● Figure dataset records
* BEGIN *

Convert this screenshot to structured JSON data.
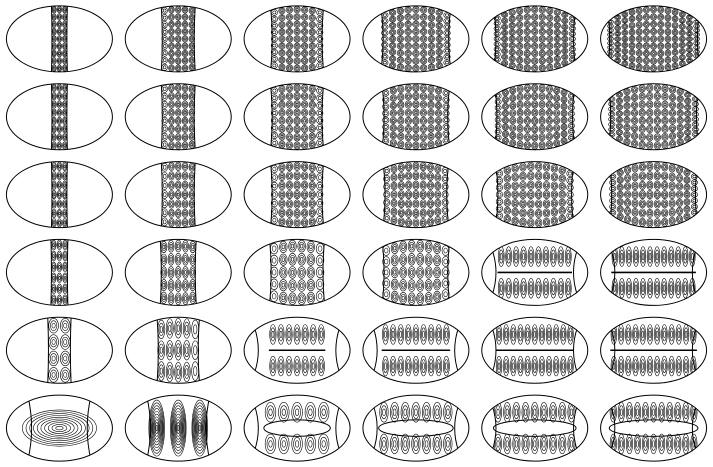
{
  "figure": {
    "rows": 6,
    "cols": 6,
    "ink_color": "#000000",
    "background_color": "#ffffff",
    "cells": [
      [
        {
          "mode": "bouncing-ball",
          "band_width": 0.15,
          "rows": 9,
          "cols": 3
        },
        {
          "mode": "bouncing-ball",
          "band_width": 0.32,
          "rows": 9,
          "cols": 5
        },
        {
          "mode": "bouncing-ball",
          "band_width": 0.5,
          "rows": 9,
          "cols": 7
        },
        {
          "mode": "bouncing-ball",
          "band_width": 0.66,
          "rows": 9,
          "cols": 9
        },
        {
          "mode": "bouncing-ball",
          "band_width": 0.78,
          "rows": 9,
          "cols": 11
        },
        {
          "mode": "bouncing-ball",
          "band_width": 0.88,
          "rows": 9,
          "cols": 13
        }
      ],
      [
        {
          "mode": "bouncing-ball",
          "band_width": 0.15,
          "rows": 8,
          "cols": 3
        },
        {
          "mode": "bouncing-ball",
          "band_width": 0.32,
          "rows": 8,
          "cols": 5
        },
        {
          "mode": "bouncing-ball",
          "band_width": 0.5,
          "rows": 8,
          "cols": 7
        },
        {
          "mode": "bouncing-ball",
          "band_width": 0.64,
          "rows": 8,
          "cols": 9
        },
        {
          "mode": "bouncing-ball",
          "band_width": 0.76,
          "rows": 8,
          "cols": 11
        },
        {
          "mode": "bouncing-ball",
          "band_width": 0.86,
          "rows": 8,
          "cols": 12
        }
      ],
      [
        {
          "mode": "bouncing-ball",
          "band_width": 0.15,
          "rows": 7,
          "cols": 3
        },
        {
          "mode": "bouncing-ball",
          "band_width": 0.32,
          "rows": 7,
          "cols": 5
        },
        {
          "mode": "bouncing-ball",
          "band_width": 0.5,
          "rows": 7,
          "cols": 7
        },
        {
          "mode": "bouncing-ball",
          "band_width": 0.62,
          "rows": 7,
          "cols": 9
        },
        {
          "mode": "bouncing-ball",
          "band_width": 0.74,
          "rows": 7,
          "cols": 10
        },
        {
          "mode": "bouncing-ball",
          "band_width": 0.84,
          "rows": 7,
          "cols": 12
        }
      ],
      [
        {
          "mode": "bouncing-ball",
          "band_width": 0.16,
          "rows": 6,
          "cols": 3
        },
        {
          "mode": "bouncing-ball",
          "band_width": 0.34,
          "rows": 5,
          "cols": 5
        },
        {
          "mode": "bouncing-ball",
          "band_width": 0.52,
          "rows": 5,
          "cols": 6
        },
        {
          "mode": "bouncing-ball",
          "band_width": 0.64,
          "rows": 5,
          "cols": 8
        },
        {
          "mode": "whispering",
          "band_width": 0.74,
          "rows": 5,
          "cols": 10
        },
        {
          "mode": "whispering",
          "band_width": 0.84,
          "rows": 3,
          "cols": 12
        }
      ],
      [
        {
          "mode": "bouncing-ball",
          "band_width": 0.22,
          "rows": 4,
          "cols": 2
        },
        {
          "mode": "bouncing-ball",
          "band_width": 0.4,
          "rows": 3,
          "cols": 5
        },
        {
          "mode": "whispering",
          "band_width": 0.56,
          "rows": 3,
          "cols": 7
        },
        {
          "mode": "whispering",
          "band_width": 0.68,
          "rows": 3,
          "cols": 9
        },
        {
          "mode": "whispering",
          "band_width": 0.78,
          "rows": 3,
          "cols": 11
        },
        {
          "mode": "whispering",
          "band_width": 0.86,
          "rows": 3,
          "cols": 12
        }
      ],
      [
        {
          "mode": "ground",
          "band_width": 0.5,
          "rows": 1,
          "cols": 1
        },
        {
          "mode": "ground",
          "band_width": 0.58,
          "rows": 1,
          "cols": 3
        },
        {
          "mode": "whispering",
          "band_width": 0.66,
          "rows": 2,
          "cols": 5
        },
        {
          "mode": "whispering",
          "band_width": 0.74,
          "rows": 2,
          "cols": 7
        },
        {
          "mode": "whispering",
          "band_width": 0.82,
          "rows": 2,
          "cols": 9
        },
        {
          "mode": "whispering",
          "band_width": 0.88,
          "rows": 2,
          "cols": 11
        }
      ]
    ]
  }
}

* END *

● TO BE DONE
Write out the full listing verbatim, excluding its pictures.

● THE RESPONSE
Convert this screenshot to structured JSON data.
{
  "figure": {
    "rows": 6,
    "cols": 6,
    "ink_color": "#000000",
    "background_color": "#ffffff",
    "cells": [
      [
        {
          "mode": "bouncing-ball",
          "band_width": 0.15,
          "rows": 9,
          "cols": 3
        },
        {
          "mode": "bouncing-ball",
          "band_width": 0.32,
          "rows": 9,
          "cols": 5
        },
        {
          "mode": "bouncing-ball",
          "band_width": 0.5,
          "rows": 9,
          "cols": 7
        },
        {
          "mode": "bouncing-ball",
          "band_width": 0.66,
          "rows": 9,
          "cols": 9
        },
        {
          "mode": "bouncing-ball",
          "band_width": 0.78,
          "rows": 9,
          "cols": 11
        },
        {
          "mode": "bouncing-ball",
          "band_width": 0.88,
          "rows": 9,
          "cols": 13
        }
      ],
      [
        {
          "mode": "bouncing-ball",
          "band_width": 0.15,
          "rows": 8,
          "cols": 3
        },
        {
          "mode": "bouncing-ball",
          "band_width": 0.32,
          "rows": 8,
          "cols": 5
        },
        {
          "mode": "bouncing-ball",
          "band_width": 0.5,
          "rows": 8,
          "cols": 7
        },
        {
          "mode": "bouncing-ball",
          "band_width": 0.64,
          "rows": 8,
          "cols": 9
        },
        {
          "mode": "bouncing-ball",
          "band_width": 0.76,
          "rows": 8,
          "cols": 11
        },
        {
          "mode": "bouncing-ball",
          "band_width": 0.86,
          "rows": 8,
          "cols": 12
        }
      ],
      [
        {
          "mode": "bouncing-ball",
          "band_width": 0.15,
          "rows": 7,
          "cols": 3
        },
        {
          "mode": "bouncing-ball",
          "band_width": 0.32,
          "rows": 7,
          "cols": 5
        },
        {
          "mode": "bouncing-ball",
          "band_width": 0.5,
          "rows": 7,
          "cols": 7
        },
        {
          "mode": "bouncing-ball",
          "band_width": 0.62,
          "rows": 7,
          "cols": 9
        },
        {
          "mode": "bouncing-ball",
          "band_width": 0.74,
          "rows": 7,
          "cols": 10
        },
        {
          "mode": "bouncing-ball",
          "band_width": 0.84,
          "rows": 7,
          "cols": 12
        }
      ],
      [
        {
          "mode": "bouncing-ball",
          "band_width": 0.16,
          "rows": 6,
          "cols": 3
        },
        {
          "mode": "bouncing-ball",
          "band_width": 0.34,
          "rows": 5,
          "cols": 5
        },
        {
          "mode": "bouncing-ball",
          "band_width": 0.52,
          "rows": 5,
          "cols": 6
        },
        {
          "mode": "bouncing-ball",
          "band_width": 0.64,
          "rows": 5,
          "cols": 8
        },
        {
          "mode": "whispering",
          "band_width": 0.74,
          "rows": 5,
          "cols": 10
        },
        {
          "mode": "whispering",
          "band_width": 0.84,
          "rows": 3,
          "cols": 12
        }
      ],
      [
        {
          "mode": "bouncing-ball",
          "band_width": 0.22,
          "rows": 4,
          "cols": 2
        },
        {
          "mode": "bouncing-ball",
          "band_width": 0.4,
          "rows": 3,
          "cols": 5
        },
        {
          "mode": "whispering",
          "band_width": 0.56,
          "rows": 3,
          "cols": 7
        },
        {
          "mode": "whispering",
          "band_width": 0.68,
          "rows": 3,
          "cols": 9
        },
        {
          "mode": "whispering",
          "band_width": 0.78,
          "rows": 3,
          "cols": 11
        },
        {
          "mode": "whispering",
          "band_width": 0.86,
          "rows": 3,
          "cols": 12
        }
      ],
      [
        {
          "mode": "ground",
          "band_width": 0.5,
          "rows": 1,
          "cols": 1
        },
        {
          "mode": "ground",
          "band_width": 0.58,
          "rows": 1,
          "cols": 3
        },
        {
          "mode": "whispering",
          "band_width": 0.66,
          "rows": 2,
          "cols": 5
        },
        {
          "mode": "whispering",
          "band_width": 0.74,
          "rows": 2,
          "cols": 7
        },
        {
          "mode": "whispering",
          "band_width": 0.82,
          "rows": 2,
          "cols": 9
        },
        {
          "mode": "whispering",
          "band_width": 0.88,
          "rows": 2,
          "cols": 11
        }
      ]
    ]
  }
}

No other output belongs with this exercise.